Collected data

'''

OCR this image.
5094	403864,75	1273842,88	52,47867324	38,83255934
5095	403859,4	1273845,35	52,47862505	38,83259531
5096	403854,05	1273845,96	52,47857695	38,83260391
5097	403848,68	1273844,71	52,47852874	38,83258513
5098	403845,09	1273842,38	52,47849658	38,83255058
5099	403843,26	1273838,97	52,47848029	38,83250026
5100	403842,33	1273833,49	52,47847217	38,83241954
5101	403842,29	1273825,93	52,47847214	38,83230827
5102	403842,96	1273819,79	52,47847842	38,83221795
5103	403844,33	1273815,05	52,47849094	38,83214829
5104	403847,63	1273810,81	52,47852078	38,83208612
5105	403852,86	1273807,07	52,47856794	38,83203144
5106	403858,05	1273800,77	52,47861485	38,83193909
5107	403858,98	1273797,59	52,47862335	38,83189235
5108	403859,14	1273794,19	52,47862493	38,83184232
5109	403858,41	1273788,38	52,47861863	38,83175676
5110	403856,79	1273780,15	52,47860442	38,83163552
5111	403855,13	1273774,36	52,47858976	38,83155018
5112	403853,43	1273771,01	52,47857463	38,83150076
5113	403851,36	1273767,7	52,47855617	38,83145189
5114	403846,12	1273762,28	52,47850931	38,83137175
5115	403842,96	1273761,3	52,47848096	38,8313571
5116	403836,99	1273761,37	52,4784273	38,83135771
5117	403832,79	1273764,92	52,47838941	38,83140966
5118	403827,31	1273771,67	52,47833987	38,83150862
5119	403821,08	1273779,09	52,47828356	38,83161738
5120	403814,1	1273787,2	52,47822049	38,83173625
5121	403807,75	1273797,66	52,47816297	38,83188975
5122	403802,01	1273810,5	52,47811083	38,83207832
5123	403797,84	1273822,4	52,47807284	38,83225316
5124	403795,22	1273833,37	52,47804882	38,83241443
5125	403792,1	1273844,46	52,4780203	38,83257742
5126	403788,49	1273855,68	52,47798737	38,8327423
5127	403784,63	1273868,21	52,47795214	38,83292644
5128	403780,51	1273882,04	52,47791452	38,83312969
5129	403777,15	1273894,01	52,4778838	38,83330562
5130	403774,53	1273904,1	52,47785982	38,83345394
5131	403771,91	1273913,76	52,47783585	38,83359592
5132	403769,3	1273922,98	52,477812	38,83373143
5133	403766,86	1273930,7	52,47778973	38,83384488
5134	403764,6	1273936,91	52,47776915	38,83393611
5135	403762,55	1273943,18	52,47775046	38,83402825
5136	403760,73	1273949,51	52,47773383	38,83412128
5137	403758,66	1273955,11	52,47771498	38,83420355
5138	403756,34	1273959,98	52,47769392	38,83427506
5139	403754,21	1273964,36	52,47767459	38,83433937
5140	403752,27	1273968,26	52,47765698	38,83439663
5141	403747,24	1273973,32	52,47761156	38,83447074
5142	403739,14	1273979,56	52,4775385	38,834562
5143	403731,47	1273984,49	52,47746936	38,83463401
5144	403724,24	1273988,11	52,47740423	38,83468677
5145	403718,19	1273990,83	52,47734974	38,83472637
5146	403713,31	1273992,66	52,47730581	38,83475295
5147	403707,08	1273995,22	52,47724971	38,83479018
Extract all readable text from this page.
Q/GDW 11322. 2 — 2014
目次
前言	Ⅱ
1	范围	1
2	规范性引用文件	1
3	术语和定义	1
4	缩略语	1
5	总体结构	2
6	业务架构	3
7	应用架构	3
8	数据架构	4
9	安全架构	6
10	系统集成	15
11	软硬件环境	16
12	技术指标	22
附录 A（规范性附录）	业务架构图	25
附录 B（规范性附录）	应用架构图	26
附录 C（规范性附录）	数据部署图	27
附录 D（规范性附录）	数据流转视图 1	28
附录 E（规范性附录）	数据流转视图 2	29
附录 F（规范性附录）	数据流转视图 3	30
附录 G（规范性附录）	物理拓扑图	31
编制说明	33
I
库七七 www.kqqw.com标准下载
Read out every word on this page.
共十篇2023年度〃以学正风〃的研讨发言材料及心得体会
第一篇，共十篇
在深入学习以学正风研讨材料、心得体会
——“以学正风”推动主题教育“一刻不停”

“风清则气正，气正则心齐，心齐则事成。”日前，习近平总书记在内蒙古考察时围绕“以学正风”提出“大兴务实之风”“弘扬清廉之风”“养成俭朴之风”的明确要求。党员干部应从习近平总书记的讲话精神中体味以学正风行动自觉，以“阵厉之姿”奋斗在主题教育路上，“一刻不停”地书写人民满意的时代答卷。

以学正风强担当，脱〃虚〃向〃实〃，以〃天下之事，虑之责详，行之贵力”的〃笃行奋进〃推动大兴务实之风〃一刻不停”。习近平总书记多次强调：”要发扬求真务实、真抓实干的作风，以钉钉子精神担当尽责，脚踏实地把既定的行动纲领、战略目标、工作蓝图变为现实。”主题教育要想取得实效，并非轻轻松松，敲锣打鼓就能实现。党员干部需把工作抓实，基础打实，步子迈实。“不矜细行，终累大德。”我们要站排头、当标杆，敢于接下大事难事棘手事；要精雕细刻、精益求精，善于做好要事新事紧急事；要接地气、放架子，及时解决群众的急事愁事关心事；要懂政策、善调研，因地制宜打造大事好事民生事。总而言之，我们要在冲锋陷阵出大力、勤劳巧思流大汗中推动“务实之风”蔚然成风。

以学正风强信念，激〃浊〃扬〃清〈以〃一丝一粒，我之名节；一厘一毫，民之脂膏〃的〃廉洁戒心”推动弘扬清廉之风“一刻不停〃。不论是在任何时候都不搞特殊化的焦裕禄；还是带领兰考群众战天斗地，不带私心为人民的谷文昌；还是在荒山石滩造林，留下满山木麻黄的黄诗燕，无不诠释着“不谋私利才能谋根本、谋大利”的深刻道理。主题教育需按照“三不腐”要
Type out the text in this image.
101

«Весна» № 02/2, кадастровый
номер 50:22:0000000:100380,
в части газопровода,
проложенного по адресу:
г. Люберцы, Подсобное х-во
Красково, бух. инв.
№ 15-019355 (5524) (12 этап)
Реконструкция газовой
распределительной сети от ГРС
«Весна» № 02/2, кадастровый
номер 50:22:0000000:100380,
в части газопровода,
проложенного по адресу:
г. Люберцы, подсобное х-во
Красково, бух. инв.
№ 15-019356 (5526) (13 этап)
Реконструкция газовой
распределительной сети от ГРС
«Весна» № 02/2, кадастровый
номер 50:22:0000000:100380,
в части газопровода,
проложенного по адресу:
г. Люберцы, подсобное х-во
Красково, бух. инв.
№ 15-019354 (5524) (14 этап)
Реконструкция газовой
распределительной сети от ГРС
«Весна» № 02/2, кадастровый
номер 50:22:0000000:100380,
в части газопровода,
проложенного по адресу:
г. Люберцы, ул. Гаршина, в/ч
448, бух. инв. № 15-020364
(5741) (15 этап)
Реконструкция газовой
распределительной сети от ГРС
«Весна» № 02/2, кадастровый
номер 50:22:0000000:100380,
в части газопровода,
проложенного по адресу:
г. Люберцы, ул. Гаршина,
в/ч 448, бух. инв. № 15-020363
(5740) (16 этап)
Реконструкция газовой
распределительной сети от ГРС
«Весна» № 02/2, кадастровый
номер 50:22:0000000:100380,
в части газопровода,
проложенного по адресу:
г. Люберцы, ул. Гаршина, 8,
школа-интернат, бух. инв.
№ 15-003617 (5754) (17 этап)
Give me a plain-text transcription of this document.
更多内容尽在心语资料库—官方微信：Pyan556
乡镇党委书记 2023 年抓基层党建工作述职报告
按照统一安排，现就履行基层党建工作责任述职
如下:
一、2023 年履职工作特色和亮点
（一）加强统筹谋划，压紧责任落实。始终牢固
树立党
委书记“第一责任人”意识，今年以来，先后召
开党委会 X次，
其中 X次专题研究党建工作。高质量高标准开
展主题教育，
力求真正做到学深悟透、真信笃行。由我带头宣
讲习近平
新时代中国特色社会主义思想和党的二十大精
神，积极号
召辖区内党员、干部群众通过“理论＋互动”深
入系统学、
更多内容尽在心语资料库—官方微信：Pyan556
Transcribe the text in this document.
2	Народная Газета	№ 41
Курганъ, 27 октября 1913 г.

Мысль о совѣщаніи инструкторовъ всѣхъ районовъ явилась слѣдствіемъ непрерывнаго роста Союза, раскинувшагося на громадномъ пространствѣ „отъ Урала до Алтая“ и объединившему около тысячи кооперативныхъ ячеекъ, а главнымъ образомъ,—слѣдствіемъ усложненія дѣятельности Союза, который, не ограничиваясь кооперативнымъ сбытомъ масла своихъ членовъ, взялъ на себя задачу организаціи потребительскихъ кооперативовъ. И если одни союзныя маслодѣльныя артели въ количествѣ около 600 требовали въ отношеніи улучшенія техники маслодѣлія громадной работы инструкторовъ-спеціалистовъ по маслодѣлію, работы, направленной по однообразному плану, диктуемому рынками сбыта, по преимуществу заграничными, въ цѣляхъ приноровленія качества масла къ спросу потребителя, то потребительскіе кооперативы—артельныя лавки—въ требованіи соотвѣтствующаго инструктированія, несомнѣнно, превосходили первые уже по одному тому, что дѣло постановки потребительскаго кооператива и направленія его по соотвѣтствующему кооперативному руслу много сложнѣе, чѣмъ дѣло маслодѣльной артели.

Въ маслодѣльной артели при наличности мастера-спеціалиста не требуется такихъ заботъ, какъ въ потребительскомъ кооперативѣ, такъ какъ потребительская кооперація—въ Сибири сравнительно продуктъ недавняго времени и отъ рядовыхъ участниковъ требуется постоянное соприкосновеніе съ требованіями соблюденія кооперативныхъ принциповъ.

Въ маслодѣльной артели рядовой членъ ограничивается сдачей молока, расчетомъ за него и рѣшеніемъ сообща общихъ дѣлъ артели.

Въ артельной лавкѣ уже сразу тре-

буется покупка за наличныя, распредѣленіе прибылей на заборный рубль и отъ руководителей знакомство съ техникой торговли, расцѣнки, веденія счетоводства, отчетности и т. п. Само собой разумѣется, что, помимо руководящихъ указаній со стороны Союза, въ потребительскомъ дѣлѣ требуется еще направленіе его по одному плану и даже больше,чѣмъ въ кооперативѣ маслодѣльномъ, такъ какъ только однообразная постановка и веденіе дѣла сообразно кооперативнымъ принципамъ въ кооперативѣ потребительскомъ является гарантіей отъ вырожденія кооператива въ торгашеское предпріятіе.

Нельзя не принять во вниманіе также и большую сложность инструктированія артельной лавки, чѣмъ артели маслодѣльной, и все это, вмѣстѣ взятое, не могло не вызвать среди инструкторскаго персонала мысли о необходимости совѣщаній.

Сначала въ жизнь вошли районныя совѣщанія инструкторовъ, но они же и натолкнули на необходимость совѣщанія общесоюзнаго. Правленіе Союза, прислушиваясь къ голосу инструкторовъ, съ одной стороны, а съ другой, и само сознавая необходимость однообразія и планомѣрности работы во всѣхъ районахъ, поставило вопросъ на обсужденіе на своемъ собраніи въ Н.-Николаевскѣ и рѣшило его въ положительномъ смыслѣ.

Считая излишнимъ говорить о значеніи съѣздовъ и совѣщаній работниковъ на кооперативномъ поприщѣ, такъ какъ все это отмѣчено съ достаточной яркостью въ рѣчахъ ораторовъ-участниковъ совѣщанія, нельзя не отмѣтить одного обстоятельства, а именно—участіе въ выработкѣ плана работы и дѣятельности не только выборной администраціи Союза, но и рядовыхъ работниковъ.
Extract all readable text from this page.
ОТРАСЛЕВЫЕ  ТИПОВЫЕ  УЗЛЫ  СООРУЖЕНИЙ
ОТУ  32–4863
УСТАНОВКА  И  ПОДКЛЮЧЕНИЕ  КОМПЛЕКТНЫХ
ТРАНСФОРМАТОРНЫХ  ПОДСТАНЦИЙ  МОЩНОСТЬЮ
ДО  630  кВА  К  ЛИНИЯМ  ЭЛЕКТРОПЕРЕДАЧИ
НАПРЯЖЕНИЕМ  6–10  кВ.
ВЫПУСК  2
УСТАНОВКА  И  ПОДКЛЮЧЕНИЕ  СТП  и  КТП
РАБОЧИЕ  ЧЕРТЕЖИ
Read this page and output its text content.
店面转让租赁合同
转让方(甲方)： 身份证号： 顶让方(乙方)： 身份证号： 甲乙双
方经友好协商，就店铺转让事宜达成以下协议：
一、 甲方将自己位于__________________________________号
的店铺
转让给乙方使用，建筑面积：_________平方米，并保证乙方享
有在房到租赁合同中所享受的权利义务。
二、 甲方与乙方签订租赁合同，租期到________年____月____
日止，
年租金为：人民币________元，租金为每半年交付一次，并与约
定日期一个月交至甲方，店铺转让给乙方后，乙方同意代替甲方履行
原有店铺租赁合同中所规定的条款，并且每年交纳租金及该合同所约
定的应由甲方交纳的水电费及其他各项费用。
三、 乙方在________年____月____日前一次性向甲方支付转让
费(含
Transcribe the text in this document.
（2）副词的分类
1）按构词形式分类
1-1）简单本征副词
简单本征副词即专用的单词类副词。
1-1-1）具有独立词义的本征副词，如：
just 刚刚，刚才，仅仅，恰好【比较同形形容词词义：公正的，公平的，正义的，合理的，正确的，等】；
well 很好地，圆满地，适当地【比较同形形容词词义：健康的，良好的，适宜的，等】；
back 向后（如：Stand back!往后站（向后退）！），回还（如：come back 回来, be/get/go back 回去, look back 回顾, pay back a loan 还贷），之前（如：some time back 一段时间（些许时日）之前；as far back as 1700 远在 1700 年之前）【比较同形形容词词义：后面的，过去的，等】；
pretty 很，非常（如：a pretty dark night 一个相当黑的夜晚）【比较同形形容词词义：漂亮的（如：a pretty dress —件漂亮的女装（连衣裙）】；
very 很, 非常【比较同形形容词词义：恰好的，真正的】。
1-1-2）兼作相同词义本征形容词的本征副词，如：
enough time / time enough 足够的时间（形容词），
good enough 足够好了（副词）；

'''

* [Written exercise]: From the listing above, copy every line that includes the word "page".

* [Task response]:
Extract all readable text from this page.
Read out every word on this page.
Extract all readable text from this page.
Read this page and output its text content.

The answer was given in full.